--- Exercise material ---

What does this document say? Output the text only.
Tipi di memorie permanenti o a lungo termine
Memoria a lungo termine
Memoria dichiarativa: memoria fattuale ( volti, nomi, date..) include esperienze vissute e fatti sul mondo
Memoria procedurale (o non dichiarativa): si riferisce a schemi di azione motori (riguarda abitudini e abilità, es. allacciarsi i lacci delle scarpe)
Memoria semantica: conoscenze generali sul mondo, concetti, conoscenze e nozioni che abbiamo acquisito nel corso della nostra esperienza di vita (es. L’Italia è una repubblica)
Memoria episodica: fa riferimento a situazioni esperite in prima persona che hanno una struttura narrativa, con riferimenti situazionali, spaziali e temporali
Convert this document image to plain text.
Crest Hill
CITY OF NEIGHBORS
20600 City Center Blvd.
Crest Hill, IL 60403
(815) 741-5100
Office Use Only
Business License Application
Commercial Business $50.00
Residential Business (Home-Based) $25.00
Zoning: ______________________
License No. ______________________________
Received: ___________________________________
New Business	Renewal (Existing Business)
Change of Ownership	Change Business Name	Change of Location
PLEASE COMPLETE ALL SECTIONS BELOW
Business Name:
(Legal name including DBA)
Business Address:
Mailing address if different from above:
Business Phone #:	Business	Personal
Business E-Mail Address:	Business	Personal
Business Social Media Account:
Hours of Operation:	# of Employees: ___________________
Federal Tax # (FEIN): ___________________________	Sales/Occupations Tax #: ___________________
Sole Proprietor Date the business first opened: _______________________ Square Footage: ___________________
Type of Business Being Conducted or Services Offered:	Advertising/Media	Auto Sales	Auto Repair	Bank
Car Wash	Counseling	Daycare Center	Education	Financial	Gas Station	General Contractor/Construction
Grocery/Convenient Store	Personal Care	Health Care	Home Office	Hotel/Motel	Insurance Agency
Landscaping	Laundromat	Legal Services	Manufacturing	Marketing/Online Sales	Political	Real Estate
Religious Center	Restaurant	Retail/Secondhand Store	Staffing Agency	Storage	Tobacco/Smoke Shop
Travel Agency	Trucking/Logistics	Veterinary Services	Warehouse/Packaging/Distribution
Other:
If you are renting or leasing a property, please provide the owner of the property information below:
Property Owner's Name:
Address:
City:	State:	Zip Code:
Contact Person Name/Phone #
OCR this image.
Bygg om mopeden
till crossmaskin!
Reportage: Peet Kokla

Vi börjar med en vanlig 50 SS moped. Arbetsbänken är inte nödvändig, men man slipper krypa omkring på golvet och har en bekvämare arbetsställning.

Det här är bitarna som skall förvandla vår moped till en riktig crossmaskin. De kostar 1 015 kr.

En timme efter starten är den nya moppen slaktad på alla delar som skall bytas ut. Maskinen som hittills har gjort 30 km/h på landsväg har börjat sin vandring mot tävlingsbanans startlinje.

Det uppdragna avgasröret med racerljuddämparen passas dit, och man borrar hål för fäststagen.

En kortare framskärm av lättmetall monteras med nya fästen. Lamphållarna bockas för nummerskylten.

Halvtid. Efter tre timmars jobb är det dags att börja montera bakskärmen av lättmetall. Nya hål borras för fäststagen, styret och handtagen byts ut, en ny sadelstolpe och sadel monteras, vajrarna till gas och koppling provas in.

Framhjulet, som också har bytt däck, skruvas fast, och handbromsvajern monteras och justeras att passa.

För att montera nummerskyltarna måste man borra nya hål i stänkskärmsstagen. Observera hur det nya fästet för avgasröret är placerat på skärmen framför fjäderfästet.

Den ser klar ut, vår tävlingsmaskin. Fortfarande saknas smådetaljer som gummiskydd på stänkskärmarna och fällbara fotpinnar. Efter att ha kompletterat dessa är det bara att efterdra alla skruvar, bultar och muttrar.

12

---

Isolate each line of the listing above that includes "Personal". Copy it.

(Full output):
Business Phone #:	Business	Personal
Business E-Mail Address:	Business	Personal
Grocery/Convenient Store	Personal Care	Health Care	Home Office	Hotel/Motel	Insurance Agency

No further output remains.